**PROBLEM REQUIREMENTS**
Reproduce the listing below without changes, except that pictures are left out.

**DATA TO USE**
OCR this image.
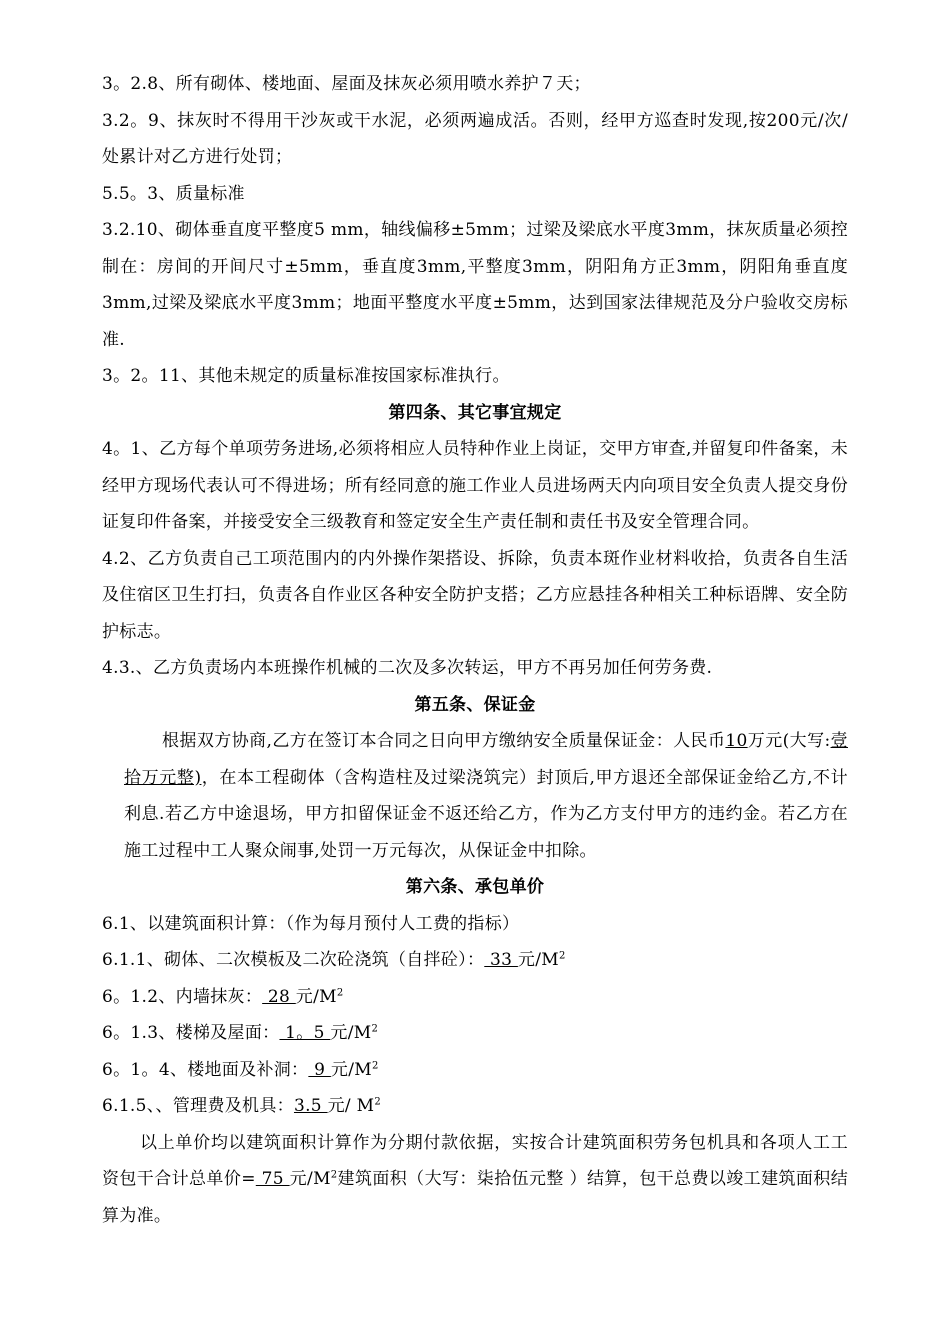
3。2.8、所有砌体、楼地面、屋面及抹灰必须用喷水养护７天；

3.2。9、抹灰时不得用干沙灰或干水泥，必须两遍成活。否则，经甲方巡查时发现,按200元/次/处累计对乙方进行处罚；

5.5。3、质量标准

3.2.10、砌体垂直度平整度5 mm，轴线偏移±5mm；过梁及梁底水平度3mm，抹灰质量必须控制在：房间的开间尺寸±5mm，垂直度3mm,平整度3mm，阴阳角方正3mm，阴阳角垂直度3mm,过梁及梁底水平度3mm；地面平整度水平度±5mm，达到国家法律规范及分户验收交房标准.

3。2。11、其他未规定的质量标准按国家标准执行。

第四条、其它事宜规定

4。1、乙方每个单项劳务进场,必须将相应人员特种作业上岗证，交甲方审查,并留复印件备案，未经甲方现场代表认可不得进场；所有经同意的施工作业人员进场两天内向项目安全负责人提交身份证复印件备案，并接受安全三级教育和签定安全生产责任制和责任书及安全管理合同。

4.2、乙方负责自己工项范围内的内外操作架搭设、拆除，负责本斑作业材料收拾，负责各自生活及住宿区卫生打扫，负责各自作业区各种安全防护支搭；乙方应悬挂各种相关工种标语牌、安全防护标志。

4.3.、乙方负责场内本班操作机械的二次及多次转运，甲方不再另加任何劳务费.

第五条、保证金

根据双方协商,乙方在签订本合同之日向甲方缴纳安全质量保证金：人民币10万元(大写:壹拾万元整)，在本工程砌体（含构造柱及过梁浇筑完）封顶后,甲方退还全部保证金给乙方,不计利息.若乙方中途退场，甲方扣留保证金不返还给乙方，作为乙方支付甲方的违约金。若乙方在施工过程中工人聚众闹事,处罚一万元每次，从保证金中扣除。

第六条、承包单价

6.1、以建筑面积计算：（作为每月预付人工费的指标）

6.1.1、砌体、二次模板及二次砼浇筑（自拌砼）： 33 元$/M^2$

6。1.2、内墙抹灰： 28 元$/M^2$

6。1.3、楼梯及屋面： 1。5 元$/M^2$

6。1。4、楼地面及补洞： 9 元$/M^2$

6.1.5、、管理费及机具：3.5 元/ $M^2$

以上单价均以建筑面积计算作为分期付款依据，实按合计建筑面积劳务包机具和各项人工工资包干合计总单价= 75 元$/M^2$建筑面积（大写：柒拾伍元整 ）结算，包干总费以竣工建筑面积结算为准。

**TASK OUTPUT**
OCR this image.
3。2.8、所有砌体、楼地面、屋面及抹灰必须用喷水养护７天；

3.2。9、抹灰时不得用干沙灰或干水泥，必须两遍成活。否则，经甲方巡查时发现,按200元/次/处累计对乙方进行处罚；

5.5。3、质量标准

3.2.10、砌体垂直度平整度5 mm，轴线偏移±5mm；过梁及梁底水平度3mm，抹灰质量必须控制在：房间的开间尺寸±5mm，垂直度3mm,平整度3mm，阴阳角方正3mm，阴阳角垂直度3mm,过梁及梁底水平度3mm；地面平整度水平度±5mm，达到国家法律规范及分户验收交房标准.

3。2。11、其他未规定的质量标准按国家标准执行。

第四条、其它事宜规定

4。1、乙方每个单项劳务进场,必须将相应人员特种作业上岗证，交甲方审查,并留复印件备案，未经甲方现场代表认可不得进场；所有经同意的施工作业人员进场两天内向项目安全负责人提交身份证复印件备案，并接受安全三级教育和签定安全生产责任制和责任书及安全管理合同。

4.2、乙方负责自己工项范围内的内外操作架搭设、拆除，负责本斑作业材料收拾，负责各自生活及住宿区卫生打扫，负责各自作业区各种安全防护支搭；乙方应悬挂各种相关工种标语牌、安全防护标志。

4.3.、乙方负责场内本班操作机械的二次及多次转运，甲方不再另加任何劳务费.

第五条、保证金

根据双方协商,乙方在签订本合同之日向甲方缴纳安全质量保证金：人民币10万元(大写:壹拾万元整)，在本工程砌体（含构造柱及过梁浇筑完）封顶后,甲方退还全部保证金给乙方,不计利息.若乙方中途退场，甲方扣留保证金不返还给乙方，作为乙方支付甲方的违约金。若乙方在施工过程中工人聚众闹事,处罚一万元每次，从保证金中扣除。

第六条、承包单价

6.1、以建筑面积计算：（作为每月预付人工费的指标）

6.1.1、砌体、二次模板及二次砼浇筑（自拌砼）： 33 元$/M^2$

6。1.2、内墙抹灰： 28 元$/M^2$

6。1.3、楼梯及屋面： 1。5 元$/M^2$

6。1。4、楼地面及补洞： 9 元$/M^2$

6.1.5、、管理费及机具：3.5 元/ $M^2$

以上单价均以建筑面积计算作为分期付款依据，实按合计建筑面积劳务包机具和各项人工工资包干合计总单价= 75 元$/M^2$建筑面积（大写：柒拾伍元整 ）结算，包干总费以竣工建筑面积结算为准。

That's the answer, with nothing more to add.